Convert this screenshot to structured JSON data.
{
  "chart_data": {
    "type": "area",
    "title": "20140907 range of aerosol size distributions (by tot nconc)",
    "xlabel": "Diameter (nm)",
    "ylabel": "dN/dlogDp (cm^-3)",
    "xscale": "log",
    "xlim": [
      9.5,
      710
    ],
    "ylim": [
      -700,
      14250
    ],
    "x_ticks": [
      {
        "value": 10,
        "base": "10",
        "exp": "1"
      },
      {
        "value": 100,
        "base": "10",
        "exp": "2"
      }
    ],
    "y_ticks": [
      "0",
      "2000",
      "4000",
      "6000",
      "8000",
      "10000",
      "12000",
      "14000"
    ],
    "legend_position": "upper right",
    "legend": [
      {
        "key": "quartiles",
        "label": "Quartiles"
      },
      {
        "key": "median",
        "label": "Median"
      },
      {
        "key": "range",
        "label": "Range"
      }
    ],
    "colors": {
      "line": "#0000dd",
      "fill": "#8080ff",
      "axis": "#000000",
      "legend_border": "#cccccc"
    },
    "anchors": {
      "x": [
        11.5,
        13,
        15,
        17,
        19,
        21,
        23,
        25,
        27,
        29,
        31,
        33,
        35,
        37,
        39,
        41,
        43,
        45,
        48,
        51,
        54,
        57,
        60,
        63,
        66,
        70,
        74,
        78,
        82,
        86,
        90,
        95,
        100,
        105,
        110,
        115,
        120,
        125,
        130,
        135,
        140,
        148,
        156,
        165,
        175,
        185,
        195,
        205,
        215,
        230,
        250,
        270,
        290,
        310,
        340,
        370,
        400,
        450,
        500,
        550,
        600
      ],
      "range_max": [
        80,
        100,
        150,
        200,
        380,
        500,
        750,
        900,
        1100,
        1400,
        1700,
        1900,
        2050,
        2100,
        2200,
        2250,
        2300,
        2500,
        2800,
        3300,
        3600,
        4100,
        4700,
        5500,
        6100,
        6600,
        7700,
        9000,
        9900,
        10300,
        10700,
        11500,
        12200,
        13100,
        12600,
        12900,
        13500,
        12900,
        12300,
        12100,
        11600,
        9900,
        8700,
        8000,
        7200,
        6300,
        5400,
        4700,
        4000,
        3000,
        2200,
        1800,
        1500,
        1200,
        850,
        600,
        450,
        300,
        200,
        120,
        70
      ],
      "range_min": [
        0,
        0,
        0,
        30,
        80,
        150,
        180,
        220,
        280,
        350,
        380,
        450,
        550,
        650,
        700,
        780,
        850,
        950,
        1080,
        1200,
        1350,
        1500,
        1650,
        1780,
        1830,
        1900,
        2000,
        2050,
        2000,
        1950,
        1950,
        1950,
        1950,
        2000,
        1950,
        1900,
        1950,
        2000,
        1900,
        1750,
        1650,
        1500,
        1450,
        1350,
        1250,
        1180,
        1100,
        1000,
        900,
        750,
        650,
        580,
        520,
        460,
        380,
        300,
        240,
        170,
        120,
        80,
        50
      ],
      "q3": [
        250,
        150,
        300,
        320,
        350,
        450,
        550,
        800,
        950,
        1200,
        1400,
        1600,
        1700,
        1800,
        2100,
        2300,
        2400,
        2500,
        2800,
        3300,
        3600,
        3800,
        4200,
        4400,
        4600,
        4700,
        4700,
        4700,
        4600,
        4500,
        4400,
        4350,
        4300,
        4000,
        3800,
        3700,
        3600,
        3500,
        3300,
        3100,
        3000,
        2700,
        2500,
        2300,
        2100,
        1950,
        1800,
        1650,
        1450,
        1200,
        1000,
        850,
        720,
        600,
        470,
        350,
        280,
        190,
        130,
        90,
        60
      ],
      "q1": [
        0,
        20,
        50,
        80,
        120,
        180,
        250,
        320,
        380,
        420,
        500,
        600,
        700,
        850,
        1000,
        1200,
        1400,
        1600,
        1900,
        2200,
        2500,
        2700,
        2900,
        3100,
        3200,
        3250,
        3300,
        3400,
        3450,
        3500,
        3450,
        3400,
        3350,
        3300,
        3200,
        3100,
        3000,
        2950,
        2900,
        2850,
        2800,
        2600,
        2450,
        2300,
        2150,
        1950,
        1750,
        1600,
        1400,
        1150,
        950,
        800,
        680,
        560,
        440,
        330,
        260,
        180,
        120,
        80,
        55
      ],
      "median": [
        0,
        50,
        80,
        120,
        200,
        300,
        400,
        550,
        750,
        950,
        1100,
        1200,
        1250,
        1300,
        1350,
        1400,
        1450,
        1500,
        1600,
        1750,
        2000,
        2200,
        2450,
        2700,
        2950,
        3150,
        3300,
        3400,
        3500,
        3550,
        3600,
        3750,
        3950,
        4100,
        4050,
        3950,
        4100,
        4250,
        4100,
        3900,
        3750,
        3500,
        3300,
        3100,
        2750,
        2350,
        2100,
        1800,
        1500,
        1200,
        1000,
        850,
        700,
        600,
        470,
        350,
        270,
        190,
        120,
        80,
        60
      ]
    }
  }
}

—————

To be done
All of the lines above must be returned exactly.

Solved exercise
Convert this screenshot to structured JSON data.
{
  "chart_data": {
    "type": "area",
    "title": "20140907 range of aerosol size distributions (by tot nconc)",
    "xlabel": "Diameter (nm)",
    "ylabel": "dN/dlogDp (cm^-3)",
    "xscale": "log",
    "xlim": [
      9.5,
      710
    ],
    "ylim": [
      -700,
      14250
    ],
    "x_ticks": [
      {
        "value": 10,
        "base": "10",
        "exp": "1"
      },
      {
        "value": 100,
        "base": "10",
        "exp": "2"
      }
    ],
    "y_ticks": [
      "0",
      "2000",
      "4000",
      "6000",
      "8000",
      "10000",
      "12000",
      "14000"
    ],
    "legend_position": "upper right",
    "legend": [
      {
        "key": "quartiles",
        "label": "Quartiles"
      },
      {
        "key": "median",
        "label": "Median"
      },
      {
        "key": "range",
        "label": "Range"
      }
    ],
    "colors": {
      "line": "#0000dd",
      "fill": "#8080ff",
      "axis": "#000000",
      "legend_border": "#cccccc"
    },
    "anchors": {
      "x": [
        11.5,
        13,
        15,
        17,
        19,
        21,
        23,
        25,
        27,
        29,
        31,
        33,
        35,
        37,
        39,
        41,
        43,
        45,
        48,
        51,
        54,
        57,
        60,
        63,
        66,
        70,
        74,
        78,
        82,
        86,
        90,
        95,
        100,
        105,
        110,
        115,
        120,
        125,
        130,
        135,
        140,
        148,
        156,
        165,
        175,
        185,
        195,
        205,
        215,
        230,
        250,
        270,
        290,
        310,
        340,
        370,
        400,
        450,
        500,
        550,
        600
      ],
      "range_max": [
        80,
        100,
        150,
        200,
        380,
        500,
        750,
        900,
        1100,
        1400,
        1700,
        1900,
        2050,
        2100,
        2200,
        2250,
        2300,
        2500,
        2800,
        3300,
        3600,
        4100,
        4700,
        5500,
        6100,
        6600,
        7700,
        9000,
        9900,
        10300,
        10700,
        11500,
        12200,
        13100,
        12600,
        12900,
        13500,
        12900,
        12300,
        12100,
        11600,
        9900,
        8700,
        8000,
        7200,
        6300,
        5400,
        4700,
        4000,
        3000,
        2200,
        1800,
        1500,
        1200,
        850,
        600,
        450,
        300,
        200,
        120,
        70
      ],
      "range_min": [
        0,
        0,
        0,
        30,
        80,
        150,
        180,
        220,
        280,
        350,
        380,
        450,
        550,
        650,
        700,
        780,
        850,
        950,
        1080,
        1200,
        1350,
        1500,
        1650,
        1780,
        1830,
        1900,
        2000,
        2050,
        2000,
        1950,
        1950,
        1950,
        1950,
        2000,
        1950,
        1900,
        1950,
        2000,
        1900,
        1750,
        1650,
        1500,
        1450,
        1350,
        1250,
        1180,
        1100,
        1000,
        900,
        750,
        650,
        580,
        520,
        460,
        380,
        300,
        240,
        170,
        120,
        80,
        50
      ],
      "q3": [
        250,
        150,
        300,
        320,
        350,
        450,
        550,
        800,
        950,
        1200,
        1400,
        1600,
        1700,
        1800,
        2100,
        2300,
        2400,
        2500,
        2800,
        3300,
        3600,
        3800,
        4200,
        4400,
        4600,
        4700,
        4700,
        4700,
        4600,
        4500,
        4400,
        4350,
        4300,
        4000,
        3800,
        3700,
        3600,
        3500,
        3300,
        3100,
        3000,
        2700,
        2500,
        2300,
        2100,
        1950,
        1800,
        1650,
        1450,
        1200,
        1000,
        850,
        720,
        600,
        470,
        350,
        280,
        190,
        130,
        90,
        60
      ],
      "q1": [
        0,
        20,
        50,
        80,
        120,
        180,
        250,
        320,
        380,
        420,
        500,
        600,
        700,
        850,
        1000,
        1200,
        1400,
        1600,
        1900,
        2200,
        2500,
        2700,
        2900,
        3100,
        3200,
        3250,
        3300,
        3400,
        3450,
        3500,
        3450,
        3400,
        3350,
        3300,
        3200,
        3100,
        3000,
        2950,
        2900,
        2850,
        2800,
        2600,
        2450,
        2300,
        2150,
        1950,
        1750,
        1600,
        1400,
        1150,
        950,
        800,
        680,
        560,
        440,
        330,
        260,
        180,
        120,
        80,
        55
      ],
      "median": [
        0,
        50,
        80,
        120,
        200,
        300,
        400,
        550,
        750,
        950,
        1100,
        1200,
        1250,
        1300,
        1350,
        1400,
        1450,
        1500,
        1600,
        1750,
        2000,
        2200,
        2450,
        2700,
        2950,
        3150,
        3300,
        3400,
        3500,
        3550,
        3600,
        3750,
        3950,
        4100,
        4050,
        3950,
        4100,
        4250,
        4100,
        3900,
        3750,
        3500,
        3300,
        3100,
        2750,
        2350,
        2100,
        1800,
        1500,
        1200,
        1000,
        850,
        700,
        600,
        470,
        350,
        270,
        190,
        120,
        80,
        60
      ]
    }
  }
}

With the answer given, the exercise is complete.